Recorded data
⁂

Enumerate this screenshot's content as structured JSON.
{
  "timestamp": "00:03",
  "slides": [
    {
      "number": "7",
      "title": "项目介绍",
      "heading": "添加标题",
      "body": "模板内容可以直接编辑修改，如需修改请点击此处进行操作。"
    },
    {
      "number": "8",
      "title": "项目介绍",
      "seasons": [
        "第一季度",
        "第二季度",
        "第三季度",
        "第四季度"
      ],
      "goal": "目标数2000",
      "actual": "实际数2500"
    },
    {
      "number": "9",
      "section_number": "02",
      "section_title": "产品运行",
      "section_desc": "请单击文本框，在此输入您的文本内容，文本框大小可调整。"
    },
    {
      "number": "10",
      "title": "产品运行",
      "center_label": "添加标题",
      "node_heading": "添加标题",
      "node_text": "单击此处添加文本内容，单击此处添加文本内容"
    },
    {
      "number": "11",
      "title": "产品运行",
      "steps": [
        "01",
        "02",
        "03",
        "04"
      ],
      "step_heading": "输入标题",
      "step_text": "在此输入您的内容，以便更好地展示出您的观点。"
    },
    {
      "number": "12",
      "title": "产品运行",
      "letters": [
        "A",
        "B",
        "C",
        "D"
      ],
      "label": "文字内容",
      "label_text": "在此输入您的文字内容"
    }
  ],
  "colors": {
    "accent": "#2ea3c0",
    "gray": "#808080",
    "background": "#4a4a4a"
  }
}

⁂

--- THE REQUEST ---
Print back all the lines verbatim.

--- RESPONSE TO THE TASK ---
Enumerate this screenshot's content as structured JSON.
{
  "timestamp": "00:03",
  "slides": [
    {
      "number": "7",
      "title": "项目介绍",
      "heading": "添加标题",
      "body": "模板内容可以直接编辑修改，如需修改请点击此处进行操作。"
    },
    {
      "number": "8",
      "title": "项目介绍",
      "seasons": [
        "第一季度",
        "第二季度",
        "第三季度",
        "第四季度"
      ],
      "goal": "目标数2000",
      "actual": "实际数2500"
    },
    {
      "number": "9",
      "section_number": "02",
      "section_title": "产品运行",
      "section_desc": "请单击文本框，在此输入您的文本内容，文本框大小可调整。"
    },
    {
      "number": "10",
      "title": "产品运行",
      "center_label": "添加标题",
      "node_heading": "添加标题",
      "node_text": "单击此处添加文本内容，单击此处添加文本内容"
    },
    {
      "number": "11",
      "title": "产品运行",
      "steps": [
        "01",
        "02",
        "03",
        "04"
      ],
      "step_heading": "输入标题",
      "step_text": "在此输入您的内容，以便更好地展示出您的观点。"
    },
    {
      "number": "12",
      "title": "产品运行",
      "letters": [
        "A",
        "B",
        "C",
        "D"
      ],
      "label": "文字内容",
      "label_text": "在此输入您的文字内容"
    }
  ],
  "colors": {
    "accent": "#2ea3c0",
    "gray": "#808080",
    "background": "#4a4a4a"
  }
}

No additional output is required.